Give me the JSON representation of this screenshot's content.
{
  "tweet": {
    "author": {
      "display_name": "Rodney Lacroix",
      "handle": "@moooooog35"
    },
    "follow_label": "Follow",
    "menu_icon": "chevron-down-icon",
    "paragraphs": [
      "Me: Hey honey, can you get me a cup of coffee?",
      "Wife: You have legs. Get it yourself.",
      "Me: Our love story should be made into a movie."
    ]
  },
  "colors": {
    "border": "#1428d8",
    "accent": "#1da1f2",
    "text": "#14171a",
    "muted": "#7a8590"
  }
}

◇ ◇ ◇ ◇

DIRECTIONS -
Repeat the records above exactly.

FINAL RESULT -
Give me the JSON representation of this screenshot's content.
{
  "tweet": {
    "author": {
      "display_name": "Rodney Lacroix",
      "handle": "@moooooog35"
    },
    "follow_label": "Follow",
    "menu_icon": "chevron-down-icon",
    "paragraphs": [
      "Me: Hey honey, can you get me a cup of coffee?",
      "Wife: You have legs. Get it yourself.",
      "Me: Our love story should be made into a movie."
    ]
  },
  "colors": {
    "border": "#1428d8",
    "accent": "#1da1f2",
    "text": "#14171a",
    "muted": "#7a8590"
  }
}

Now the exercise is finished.